→ GOAL OF THE EXERCISE:
Please report every line below that contains the word "this", copying each one in full.

→ MATERIAL TO PROCESS:
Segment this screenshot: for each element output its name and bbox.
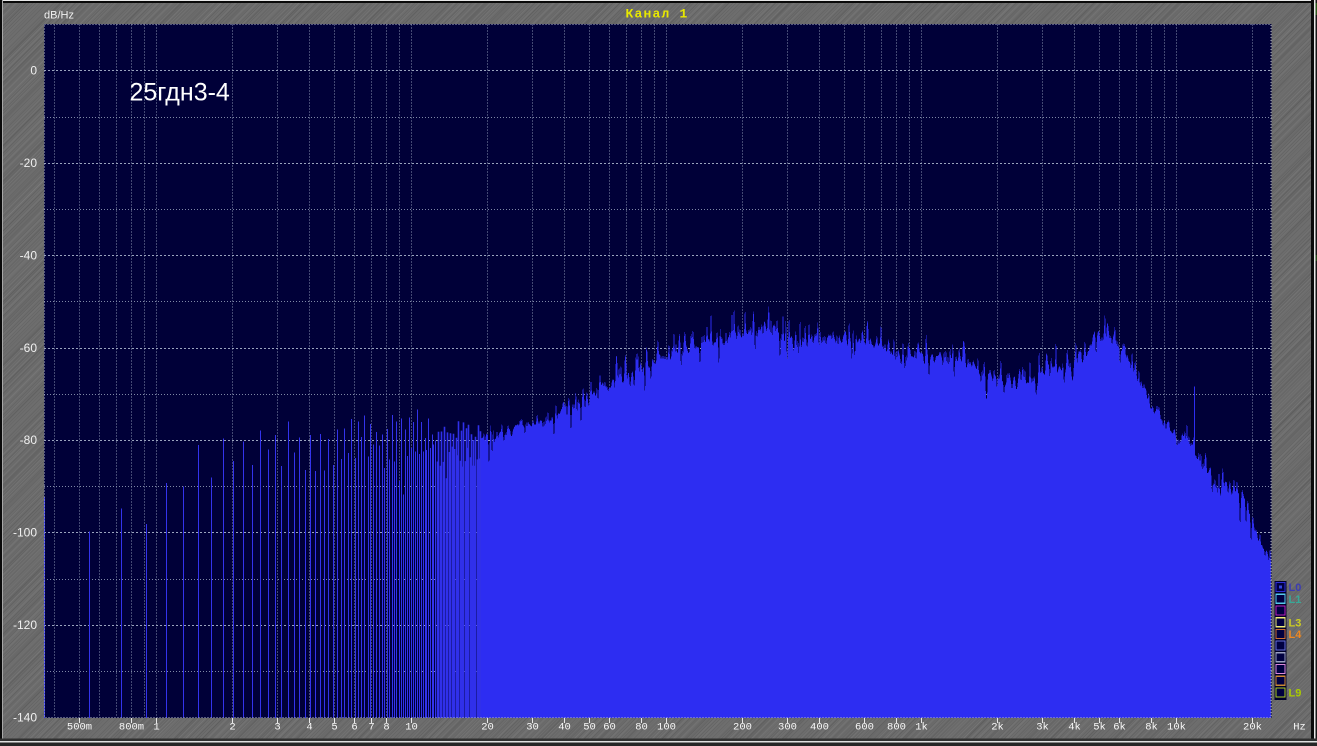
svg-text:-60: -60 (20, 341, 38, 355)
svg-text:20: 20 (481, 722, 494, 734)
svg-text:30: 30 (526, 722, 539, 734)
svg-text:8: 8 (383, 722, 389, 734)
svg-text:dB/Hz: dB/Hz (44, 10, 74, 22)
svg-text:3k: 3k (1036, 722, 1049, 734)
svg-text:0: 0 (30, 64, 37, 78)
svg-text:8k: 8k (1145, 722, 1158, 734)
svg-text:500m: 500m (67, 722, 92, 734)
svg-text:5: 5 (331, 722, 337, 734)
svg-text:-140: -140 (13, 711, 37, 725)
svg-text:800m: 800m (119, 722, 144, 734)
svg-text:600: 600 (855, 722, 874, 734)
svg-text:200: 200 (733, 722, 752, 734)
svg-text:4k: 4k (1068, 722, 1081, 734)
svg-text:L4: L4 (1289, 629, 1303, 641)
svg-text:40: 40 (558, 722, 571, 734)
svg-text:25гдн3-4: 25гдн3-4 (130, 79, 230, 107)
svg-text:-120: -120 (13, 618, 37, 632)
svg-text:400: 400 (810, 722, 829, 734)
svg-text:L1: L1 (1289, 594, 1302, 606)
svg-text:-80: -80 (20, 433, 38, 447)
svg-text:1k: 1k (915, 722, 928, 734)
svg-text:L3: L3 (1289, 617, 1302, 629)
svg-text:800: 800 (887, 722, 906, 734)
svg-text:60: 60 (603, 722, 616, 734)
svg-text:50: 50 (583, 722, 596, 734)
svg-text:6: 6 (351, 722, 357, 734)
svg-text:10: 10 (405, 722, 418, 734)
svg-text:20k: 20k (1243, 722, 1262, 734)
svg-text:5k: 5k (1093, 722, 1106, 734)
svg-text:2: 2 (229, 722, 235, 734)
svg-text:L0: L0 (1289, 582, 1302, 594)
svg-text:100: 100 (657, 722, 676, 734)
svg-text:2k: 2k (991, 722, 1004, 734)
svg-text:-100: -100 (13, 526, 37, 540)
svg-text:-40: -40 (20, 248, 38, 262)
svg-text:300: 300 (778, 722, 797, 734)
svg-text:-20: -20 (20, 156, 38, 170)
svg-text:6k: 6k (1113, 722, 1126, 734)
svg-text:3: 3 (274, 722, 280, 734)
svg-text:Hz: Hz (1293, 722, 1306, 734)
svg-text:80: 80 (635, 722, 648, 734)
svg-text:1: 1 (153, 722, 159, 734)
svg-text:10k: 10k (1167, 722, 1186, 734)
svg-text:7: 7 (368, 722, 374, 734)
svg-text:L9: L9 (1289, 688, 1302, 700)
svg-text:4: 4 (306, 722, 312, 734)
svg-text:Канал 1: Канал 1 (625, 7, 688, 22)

==

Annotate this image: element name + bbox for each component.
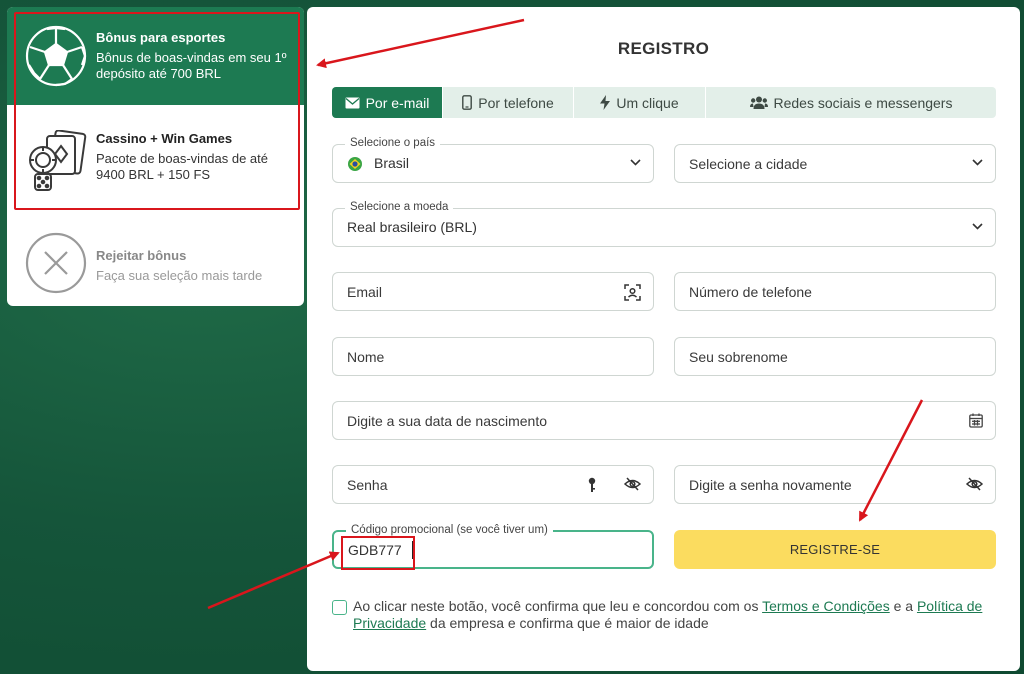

→ TASK RESPONSE:
Segment this screenshot: for each element output its name and bbox.
Annotate this image: element name + bbox for each component.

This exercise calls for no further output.